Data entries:

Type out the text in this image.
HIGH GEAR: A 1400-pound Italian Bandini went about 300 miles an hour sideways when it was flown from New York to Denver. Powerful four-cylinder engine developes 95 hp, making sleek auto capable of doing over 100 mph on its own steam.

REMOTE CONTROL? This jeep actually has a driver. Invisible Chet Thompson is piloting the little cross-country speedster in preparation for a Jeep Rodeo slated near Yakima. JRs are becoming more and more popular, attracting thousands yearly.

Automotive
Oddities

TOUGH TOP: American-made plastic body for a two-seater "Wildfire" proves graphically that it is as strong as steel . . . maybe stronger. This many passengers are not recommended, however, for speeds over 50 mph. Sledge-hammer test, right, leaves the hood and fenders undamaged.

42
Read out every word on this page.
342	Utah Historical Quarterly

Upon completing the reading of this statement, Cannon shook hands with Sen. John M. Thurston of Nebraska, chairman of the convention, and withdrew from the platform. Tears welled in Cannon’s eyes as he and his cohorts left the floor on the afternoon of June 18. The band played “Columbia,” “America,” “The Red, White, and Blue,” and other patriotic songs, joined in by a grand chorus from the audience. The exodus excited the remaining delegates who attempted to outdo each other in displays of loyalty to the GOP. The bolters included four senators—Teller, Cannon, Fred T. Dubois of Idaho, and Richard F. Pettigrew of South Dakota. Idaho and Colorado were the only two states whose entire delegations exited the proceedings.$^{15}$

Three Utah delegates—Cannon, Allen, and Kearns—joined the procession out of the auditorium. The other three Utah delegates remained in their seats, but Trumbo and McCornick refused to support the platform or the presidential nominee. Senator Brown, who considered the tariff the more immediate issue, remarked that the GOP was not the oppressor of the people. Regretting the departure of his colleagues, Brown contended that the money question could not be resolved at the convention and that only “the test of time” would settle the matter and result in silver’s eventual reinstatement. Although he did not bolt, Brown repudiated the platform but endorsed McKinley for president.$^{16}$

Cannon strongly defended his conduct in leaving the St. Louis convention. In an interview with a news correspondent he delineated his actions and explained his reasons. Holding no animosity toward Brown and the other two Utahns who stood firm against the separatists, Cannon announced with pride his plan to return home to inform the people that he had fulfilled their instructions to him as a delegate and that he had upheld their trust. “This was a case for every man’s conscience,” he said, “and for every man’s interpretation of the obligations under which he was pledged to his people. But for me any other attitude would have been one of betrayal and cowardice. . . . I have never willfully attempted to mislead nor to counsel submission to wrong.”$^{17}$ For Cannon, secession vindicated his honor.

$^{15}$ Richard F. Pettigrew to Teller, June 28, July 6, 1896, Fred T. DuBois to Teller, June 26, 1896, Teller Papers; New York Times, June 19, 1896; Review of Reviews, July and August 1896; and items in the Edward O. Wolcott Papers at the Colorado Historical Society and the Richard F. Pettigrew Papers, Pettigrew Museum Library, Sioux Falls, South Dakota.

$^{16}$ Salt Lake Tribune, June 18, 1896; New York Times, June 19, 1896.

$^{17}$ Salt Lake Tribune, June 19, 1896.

Do this: Retype every entry word for word.

Response:
Type out the text in this image.
HIGH GEAR: A 1400-pound Italian Bandini went about 300 miles an hour sideways when it was flown from New York to Denver. Powerful four-cylinder engine developes 95 hp, making sleek auto capable of doing over 100 mph on its own steam.

REMOTE CONTROL? This jeep actually has a driver. Invisible Chet Thompson is piloting the little cross-country speedster in preparation for a Jeep Rodeo slated near Yakima. JRs are becoming more and more popular, attracting thousands yearly.

Automotive
Oddities

TOUGH TOP: American-made plastic body for a two-seater "Wildfire" proves graphically that it is as strong as steel . . . maybe stronger. This many passengers are not recommended, however, for speeds over 50 mph. Sledge-hammer test, right, leaves the hood and fenders undamaged.

42
Read out every word on this page.
342	Utah Historical Quarterly

Upon completing the reading of this statement, Cannon shook hands with Sen. John M. Thurston of Nebraska, chairman of the convention, and withdrew from the platform. Tears welled in Cannon’s eyes as he and his cohorts left the floor on the afternoon of June 18. The band played “Columbia,” “America,” “The Red, White, and Blue,” and other patriotic songs, joined in by a grand chorus from the audience. The exodus excited the remaining delegates who attempted to outdo each other in displays of loyalty to the GOP. The bolters included four senators—Teller, Cannon, Fred T. Dubois of Idaho, and Richard F. Pettigrew of South Dakota. Idaho and Colorado were the only two states whose entire delegations exited the proceedings.$^{15}$

Three Utah delegates—Cannon, Allen, and Kearns—joined the procession out of the auditorium. The other three Utah delegates remained in their seats, but Trumbo and McCornick refused to support the platform or the presidential nominee. Senator Brown, who considered the tariff the more immediate issue, remarked that the GOP was not the oppressor of the people. Regretting the departure of his colleagues, Brown contended that the money question could not be resolved at the convention and that only “the test of time” would settle the matter and result in silver’s eventual reinstatement. Although he did not bolt, Brown repudiated the platform but endorsed McKinley for president.$^{16}$

Cannon strongly defended his conduct in leaving the St. Louis convention. In an interview with a news correspondent he delineated his actions and explained his reasons. Holding no animosity toward Brown and the other two Utahns who stood firm against the separatists, Cannon announced with pride his plan to return home to inform the people that he had fulfilled their instructions to him as a delegate and that he had upheld their trust. “This was a case for every man’s conscience,” he said, “and for every man’s interpretation of the obligations under which he was pledged to his people. But for me any other attitude would have been one of betrayal and cowardice. . . . I have never willfully attempted to mislead nor to counsel submission to wrong.”$^{17}$ For Cannon, secession vindicated his honor.

$^{15}$ Richard F. Pettigrew to Teller, June 28, July 6, 1896, Fred T. DuBois to Teller, June 26, 1896, Teller Papers; New York Times, June 19, 1896; Review of Reviews, July and August 1896; and items in the Edward O. Wolcott Papers at the Colorado Historical Society and the Richard F. Pettigrew Papers, Pettigrew Museum Library, Sioux Falls, South Dakota.

$^{16}$ Salt Lake Tribune, June 18, 1896; New York Times, June 19, 1896.

$^{17}$ Salt Lake Tribune, June 19, 1896.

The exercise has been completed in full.